> [STORED ROWS]:
----------------------------------------

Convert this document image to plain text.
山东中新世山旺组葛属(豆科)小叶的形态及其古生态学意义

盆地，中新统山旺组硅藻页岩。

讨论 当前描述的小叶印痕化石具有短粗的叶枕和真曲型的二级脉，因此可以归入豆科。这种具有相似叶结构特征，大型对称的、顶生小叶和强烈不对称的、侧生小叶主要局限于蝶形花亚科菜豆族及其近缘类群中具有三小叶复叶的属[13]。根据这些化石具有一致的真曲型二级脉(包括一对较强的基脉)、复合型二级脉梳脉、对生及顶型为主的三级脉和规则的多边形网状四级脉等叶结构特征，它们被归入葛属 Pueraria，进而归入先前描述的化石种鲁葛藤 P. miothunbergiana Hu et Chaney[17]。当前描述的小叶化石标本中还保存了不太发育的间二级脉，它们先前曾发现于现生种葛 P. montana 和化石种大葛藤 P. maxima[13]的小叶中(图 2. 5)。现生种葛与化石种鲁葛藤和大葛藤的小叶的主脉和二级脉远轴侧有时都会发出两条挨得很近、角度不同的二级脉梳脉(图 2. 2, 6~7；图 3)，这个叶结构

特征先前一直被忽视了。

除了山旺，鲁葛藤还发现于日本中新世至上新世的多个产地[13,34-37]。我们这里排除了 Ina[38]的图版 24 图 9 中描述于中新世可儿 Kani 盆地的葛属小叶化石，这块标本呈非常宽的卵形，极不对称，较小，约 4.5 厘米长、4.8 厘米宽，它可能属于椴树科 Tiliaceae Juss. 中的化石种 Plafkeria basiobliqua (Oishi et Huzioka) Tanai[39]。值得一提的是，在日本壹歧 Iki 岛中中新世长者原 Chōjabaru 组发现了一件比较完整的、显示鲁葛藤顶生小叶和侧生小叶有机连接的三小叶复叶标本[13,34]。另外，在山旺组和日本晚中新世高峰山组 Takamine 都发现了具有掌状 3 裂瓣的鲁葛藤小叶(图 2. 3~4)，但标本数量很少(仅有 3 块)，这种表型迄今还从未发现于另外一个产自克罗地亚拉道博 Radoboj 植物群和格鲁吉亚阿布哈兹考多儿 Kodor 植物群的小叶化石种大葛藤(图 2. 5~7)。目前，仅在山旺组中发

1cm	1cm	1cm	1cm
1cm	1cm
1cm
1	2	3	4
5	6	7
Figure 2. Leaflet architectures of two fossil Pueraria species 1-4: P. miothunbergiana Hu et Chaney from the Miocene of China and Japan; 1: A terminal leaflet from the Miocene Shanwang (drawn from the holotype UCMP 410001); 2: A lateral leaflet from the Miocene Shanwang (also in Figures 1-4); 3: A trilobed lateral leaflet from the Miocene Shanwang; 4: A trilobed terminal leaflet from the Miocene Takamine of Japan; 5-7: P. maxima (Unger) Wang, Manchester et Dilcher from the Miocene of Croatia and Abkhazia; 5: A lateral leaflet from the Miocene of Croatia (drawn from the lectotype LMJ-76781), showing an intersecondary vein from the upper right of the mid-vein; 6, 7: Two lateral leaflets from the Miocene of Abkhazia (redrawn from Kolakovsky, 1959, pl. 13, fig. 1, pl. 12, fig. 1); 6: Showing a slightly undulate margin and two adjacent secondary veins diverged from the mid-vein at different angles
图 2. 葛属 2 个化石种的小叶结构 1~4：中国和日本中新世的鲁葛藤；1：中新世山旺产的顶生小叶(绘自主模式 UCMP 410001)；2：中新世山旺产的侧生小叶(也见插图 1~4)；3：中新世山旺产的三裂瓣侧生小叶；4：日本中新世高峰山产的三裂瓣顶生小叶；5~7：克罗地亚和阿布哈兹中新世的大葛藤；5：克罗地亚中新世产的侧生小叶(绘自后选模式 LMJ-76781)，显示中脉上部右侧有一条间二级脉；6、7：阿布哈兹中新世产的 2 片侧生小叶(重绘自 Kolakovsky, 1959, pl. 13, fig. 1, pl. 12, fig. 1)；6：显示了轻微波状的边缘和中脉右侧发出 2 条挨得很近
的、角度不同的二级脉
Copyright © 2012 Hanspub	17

----------------------------------------

> [SHORT PROBLEM]:
Repeat every line of the records above exactly.

> [REPLY]:
Convert this document image to plain text.
山东中新世山旺组葛属(豆科)小叶的形态及其古生态学意义

盆地，中新统山旺组硅藻页岩。

讨论 当前描述的小叶印痕化石具有短粗的叶枕和真曲型的二级脉，因此可以归入豆科。这种具有相似叶结构特征，大型对称的、顶生小叶和强烈不对称的、侧生小叶主要局限于蝶形花亚科菜豆族及其近缘类群中具有三小叶复叶的属[13]。根据这些化石具有一致的真曲型二级脉(包括一对较强的基脉)、复合型二级脉梳脉、对生及顶型为主的三级脉和规则的多边形网状四级脉等叶结构特征，它们被归入葛属 Pueraria，进而归入先前描述的化石种鲁葛藤 P. miothunbergiana Hu et Chaney[17]。当前描述的小叶化石标本中还保存了不太发育的间二级脉，它们先前曾发现于现生种葛 P. montana 和化石种大葛藤 P. maxima[13]的小叶中(图 2. 5)。现生种葛与化石种鲁葛藤和大葛藤的小叶的主脉和二级脉远轴侧有时都会发出两条挨得很近、角度不同的二级脉梳脉(图 2. 2, 6~7；图 3)，这个叶结构

特征先前一直被忽视了。

除了山旺，鲁葛藤还发现于日本中新世至上新世的多个产地[13,34-37]。我们这里排除了 Ina[38]的图版 24 图 9 中描述于中新世可儿 Kani 盆地的葛属小叶化石，这块标本呈非常宽的卵形，极不对称，较小，约 4.5 厘米长、4.8 厘米宽，它可能属于椴树科 Tiliaceae Juss. 中的化石种 Plafkeria basiobliqua (Oishi et Huzioka) Tanai[39]。值得一提的是，在日本壹歧 Iki 岛中中新世长者原 Chōjabaru 组发现了一件比较完整的、显示鲁葛藤顶生小叶和侧生小叶有机连接的三小叶复叶标本[13,34]。另外，在山旺组和日本晚中新世高峰山组 Takamine 都发现了具有掌状 3 裂瓣的鲁葛藤小叶(图 2. 3~4)，但标本数量很少(仅有 3 块)，这种表型迄今还从未发现于另外一个产自克罗地亚拉道博 Radoboj 植物群和格鲁吉亚阿布哈兹考多儿 Kodor 植物群的小叶化石种大葛藤(图 2. 5~7)。目前，仅在山旺组中发

1cm	1cm	1cm	1cm
1cm	1cm
1cm
1	2	3	4
5	6	7
Figure 2. Leaflet architectures of two fossil Pueraria species 1-4: P. miothunbergiana Hu et Chaney from the Miocene of China and Japan; 1: A terminal leaflet from the Miocene Shanwang (drawn from the holotype UCMP 410001); 2: A lateral leaflet from the Miocene Shanwang (also in Figures 1-4); 3: A trilobed lateral leaflet from the Miocene Shanwang; 4: A trilobed terminal leaflet from the Miocene Takamine of Japan; 5-7: P. maxima (Unger) Wang, Manchester et Dilcher from the Miocene of Croatia and Abkhazia; 5: A lateral leaflet from the Miocene of Croatia (drawn from the lectotype LMJ-76781), showing an intersecondary vein from the upper right of the mid-vein; 6, 7: Two lateral leaflets from the Miocene of Abkhazia (redrawn from Kolakovsky, 1959, pl. 13, fig. 1, pl. 12, fig. 1); 6: Showing a slightly undulate margin and two adjacent secondary veins diverged from the mid-vein at different angles
图 2. 葛属 2 个化石种的小叶结构 1~4：中国和日本中新世的鲁葛藤；1：中新世山旺产的顶生小叶(绘自主模式 UCMP 410001)；2：中新世山旺产的侧生小叶(也见插图 1~4)；3：中新世山旺产的三裂瓣侧生小叶；4：日本中新世高峰山产的三裂瓣顶生小叶；5~7：克罗地亚和阿布哈兹中新世的大葛藤；5：克罗地亚中新世产的侧生小叶(绘自后选模式 LMJ-76781)，显示中脉上部右侧有一条间二级脉；6、7：阿布哈兹中新世产的 2 片侧生小叶(重绘自 Kolakovsky, 1959, pl. 13, fig. 1, pl. 12, fig. 1)；6：显示了轻微波状的边缘和中脉右侧发出 2 条挨得很近
的、角度不同的二级脉
Copyright © 2012 Hanspub	17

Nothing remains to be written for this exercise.